TASK SET ▸
A. Decide whether each statement below agrees with the mortgage news text. Answer yes or no for each, and quote the words from the text that settle it.
(i) Homeside Financial is looking for Sales Managers in its Ohio market.
(ii) New America Financial is headquartered in Gaithersburg, Maryland.
(iii) New America Financial opened five new branches in 2016.
B. According to the mortgage news text, how many purchase loans did New America Financial close in 2016?
C. Carry on the mortgage news text below, starting after its last sentence.

TEXT SEGMENT ▸
Latest posts by Rob Chrisman (see all)
- May 23: AE & CFO jobs, new products; HMDA training; misc. updates around the biz on policies, procedures, documentation - May 23, 2017
- May 22: LO & AE jobs, lenders expanding; FHA & VA news and lender trends – households moving toward buying - May 22, 2017
- May 20: Letters & notes on the MID, new FinCEN rule for financial institutions, and a cybercrime primer - May 20, 2017
I certainly am hearing some dire numbers from appraisers out there – like their business, which kind of gets the ball rolling for a loan so could be considered a leading indicator, is down upwards of 50%. Let’s hope it’s a temporary blip. What if your appraisal was off by a couple mil? Rocker Stevie “Guitar” Miller may have something to say about values of hard to appraise properties. And no, it’s not even a yurt.
Homeside Financial, one of the fastest growing independent mortgage banks in the country, is actively seeking Sales Managers in its Ohio market. “From the very beginning, we wanted to create a company that was designed around the fast-paced demands of our sales associates,” announced Mark Greaves, SVP of Homeside Financial. “By actively focusing our efforts first around serving the sales process, we have been able to grow from just a few employees to over 400 employees across 20+ locations in our markets nationwide. We consistently are re-evaluating what it takes to provide our originators the cutting-edge tools and support they need to keep and grow their top performer status.” If you are a sales manager looking for more opportunity, or a top producer looking for the next big step after production, reach out to Mark directly. Click here for a closer look at what it’s like to work at one of the only mortgage companies Glassdoor acclaimed as a “Best Place to Work.”
New America Financial Corporation, a fast growing 5-star rated mortgage lender headquartered in Gaithersburg, Maryland, released its annual Year in Review for 2016. New America Financial achieved record growth in 2016, expanding its presence in the region with four new branches located in Maryland, Pennsylvania and West Virginia and adding over 80 employees company-wide. Despite a busy 2016 with over 1,000 purchase loans closed and over $600MM in funded loans, the company also expanded on its community outreach and its “Give Where You Live” initiatives, dedicated to strengthening, enriching and supporting local communities. As 2016 ended, New America Financial President, Michael Rappaport, expressed his vision for continued growth and expansion in 2017, emphasizing the company’s strategic goal areas: talent recruitment, staff development and learning, operational efficiency and service excellence and community outreach. Click here for New America Financial career info.

DATA SHOWN ▸
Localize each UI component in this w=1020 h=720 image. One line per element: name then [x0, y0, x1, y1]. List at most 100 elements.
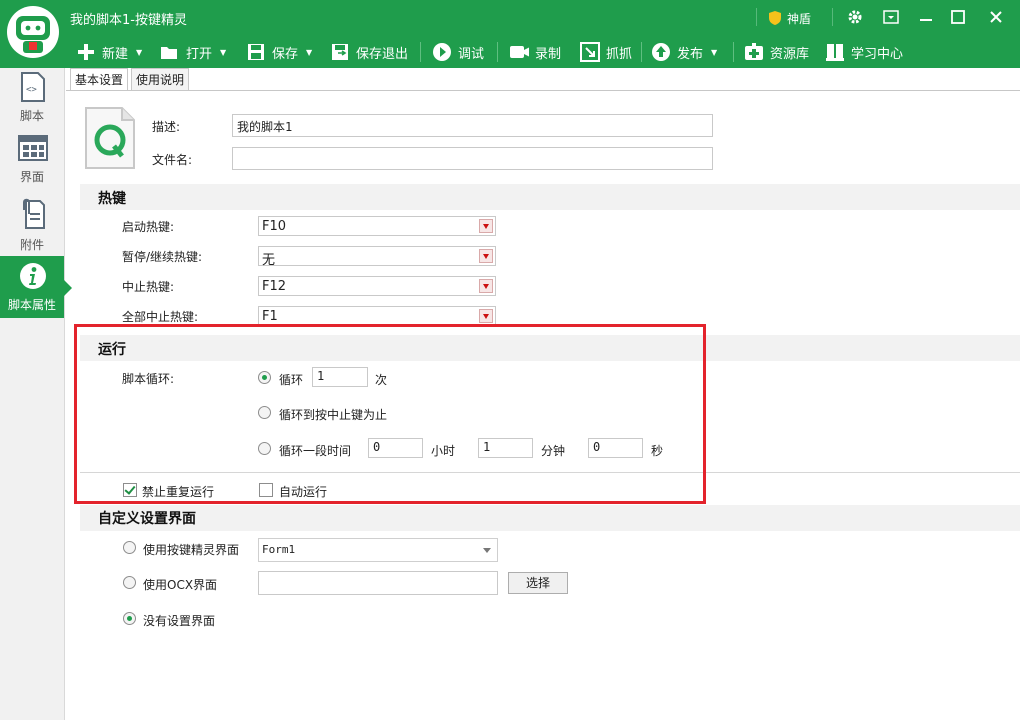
separator — [832, 8, 833, 26]
script-file-icon — [84, 106, 136, 173]
resource-icon — [744, 42, 764, 62]
dropdown-arrow-icon[interactable] — [479, 219, 493, 233]
separator — [420, 42, 421, 62]
filename-label: 文件名: — [152, 153, 193, 167]
minimize-icon[interactable] — [918, 9, 934, 28]
separator — [756, 8, 757, 26]
hotkeys-section-title: 热键 — [98, 191, 126, 207]
select-button[interactable]: 选择 — [508, 572, 568, 594]
select-value: F12 — [262, 279, 287, 294]
hotkeys-section-header — [80, 184, 1020, 210]
sidebar-item-script[interactable]: <> 脚本 — [0, 70, 64, 130]
close-icon[interactable] — [988, 9, 1004, 28]
info-icon — [20, 263, 46, 289]
learn-icon — [825, 42, 845, 62]
toolbar-label: 保存 — [272, 46, 299, 62]
ui-grid-icon — [18, 135, 48, 161]
toolbar-label: 调试 — [458, 46, 485, 62]
toolbar-save-button[interactable]: 保存 ▼ — [246, 38, 312, 66]
description-label: 描述: — [152, 120, 181, 134]
stop-all-hotkey-label: 全部中止热键: — [122, 310, 199, 324]
select-value: F10 — [262, 219, 287, 234]
start-hotkey-select[interactable]: F10 — [258, 216, 496, 236]
toolbar-record-button[interactable]: 录制 — [509, 38, 561, 66]
folder-open-icon — [160, 42, 180, 62]
stop-hotkey-select[interactable]: F12 — [258, 276, 496, 296]
sidebar-item-label: 脚本 — [19, 109, 44, 123]
toolbar-publish-button[interactable]: 发布 ▼ — [651, 38, 717, 66]
shield-icon — [769, 11, 781, 25]
no-ui-radio[interactable] — [123, 612, 136, 625]
chevron-down-icon: ▼ — [306, 47, 313, 57]
settings-gear-icon[interactable] — [847, 9, 863, 28]
description-field[interactable]: 我的脚本1 — [232, 114, 713, 137]
pause-hotkey-label: 暂停/继续热键: — [122, 250, 203, 264]
dropdown-arrow-icon[interactable] — [479, 309, 493, 323]
pause-hotkey-select[interactable]: 无 — [258, 246, 496, 268]
separator — [733, 42, 734, 62]
chevron-down-icon — [483, 548, 491, 553]
publish-icon — [651, 42, 671, 62]
toolbar-label: 打开 — [186, 46, 213, 62]
play-icon — [432, 42, 452, 62]
tab-basic-settings[interactable]: 基本设置 — [70, 68, 129, 91]
toolbar-label: 保存退出 — [356, 46, 409, 62]
save-exit-icon — [330, 42, 350, 62]
no-ui-label: 没有设置界面 — [143, 614, 216, 628]
toolbar-label: 新建 — [102, 46, 129, 62]
use-qmacro-ui-label: 使用按键精灵界面 — [143, 543, 240, 557]
active-pointer — [64, 280, 72, 296]
select-value: Form1 — [262, 543, 296, 556]
toolbar-label: 发布 — [677, 46, 704, 62]
select-value: F1 — [262, 309, 278, 324]
toolbar-label: 资源库 — [770, 46, 810, 62]
chevron-down-icon: ▼ — [220, 47, 227, 57]
start-hotkey-label: 启动热键: — [122, 220, 175, 234]
toolbar-label: 录制 — [535, 46, 562, 62]
sidebar-item-label: 脚本属性 — [7, 298, 56, 312]
sidebar-item-script-properties[interactable]: 脚本属性 — [0, 256, 72, 318]
save-icon — [246, 42, 266, 62]
script-icon: <> — [21, 72, 45, 102]
dropdown-menu-icon[interactable] — [883, 9, 899, 28]
filename-field[interactable] — [232, 147, 713, 170]
use-ocx-ui-radio[interactable] — [123, 576, 136, 589]
stop-hotkey-label: 中止热键: — [122, 280, 175, 294]
shield-badge[interactable]: 神盾 — [768, 6, 811, 30]
select-value: 无 — [262, 253, 276, 268]
tab-usage[interactable]: 使用说明 — [131, 68, 190, 91]
sidebar-item-label: 附件 — [19, 238, 44, 252]
use-ocx-ui-label: 使用OCX界面 — [143, 578, 218, 592]
sidebar-item-attachment[interactable]: 附件 — [0, 196, 64, 256]
plus-icon — [76, 42, 96, 62]
highlight-frame — [74, 324, 706, 504]
dropdown-arrow-icon[interactable] — [479, 279, 493, 293]
shield-badge-label: 神盾 — [787, 11, 812, 26]
separator — [641, 42, 642, 62]
dropdown-arrow-icon[interactable] — [479, 249, 493, 263]
toolbar-debug-button[interactable]: 调试 — [432, 38, 484, 66]
custom-ui-section-header — [80, 505, 1020, 531]
stop-all-hotkey-select[interactable]: F1 — [258, 306, 496, 326]
chevron-down-icon: ▼ — [711, 47, 718, 57]
tab-divider — [66, 90, 1020, 91]
sidebar-item-label: 界面 — [19, 170, 44, 184]
custom-ui-section-title: 自定义设置界面 — [98, 511, 196, 527]
ocx-path-field[interactable] — [258, 571, 498, 595]
toolbar-new-button[interactable]: 新建 ▼ — [76, 38, 142, 66]
window-title: 我的脚本1-按键精灵 — [70, 13, 187, 28]
svg-text:<>: <> — [26, 85, 37, 95]
toolbar-open-button[interactable]: 打开 ▼ — [160, 38, 226, 66]
toolbar-learn-button[interactable]: 学习中心 — [825, 38, 903, 66]
toolbar-save-exit-button[interactable]: 保存退出 — [330, 38, 408, 66]
camera-icon — [509, 42, 529, 62]
form-select[interactable]: Form1 — [258, 538, 498, 562]
use-qmacro-ui-radio[interactable] — [123, 541, 136, 554]
separator — [497, 42, 498, 62]
chevron-down-icon: ▼ — [136, 47, 143, 57]
sidebar-item-ui[interactable]: 界面 — [0, 132, 64, 192]
maximize-icon[interactable] — [950, 9, 966, 28]
attachment-icon — [23, 198, 45, 229]
toolbar-grab-button[interactable]: 抓抓 — [580, 38, 632, 66]
toolbar-resource-button[interactable]: 资源库 — [744, 38, 809, 66]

SOLVED TASKS ▸
A.
(i) Yes: "is actively seeking Sales Managers in its Ohio market"
(ii) Yes: "headquartered in Gaithersburg, Maryland"
(iii) No: "four new branches located in Maryland, Pennsylvania and West Virginia"

B. Over 1,000 purchase loans.

C.
In a turn of events, I have learned of a lender and its lawyer who are considering actions for malicious prosecution and/or abuse of process against borrower’s lawyers who have asserted spurious litigation claims for the purpose of obstructing foreclosure and/or possession following foreclosure. If anyone has been involved in a similar situation, and is interested in sharing any such information or in speaking with the lender’s lawyer who is contemplating bringing the action, please contact me and I’ll put you in touch with the attorney.
A national title Insurance agency in New York State is looking for a partner to increase its sales. The title and escrow agency has been around for over 10 years with a staff of 12 including two attorneys. The ideal partner is someone with many banking and real estate connections looking to either merge, joint venture or become partners with the sole principal of the title agency. This individual or company understands the profitability within the title industry and is looking to get involved on the title side. It’s a dream scenario for someone(s) to walk in here and use this national platform to get involved in the title industry. Interested principals should send a confidential note of interest to me and I will pass it along to the president of the company.
How much is your company worth?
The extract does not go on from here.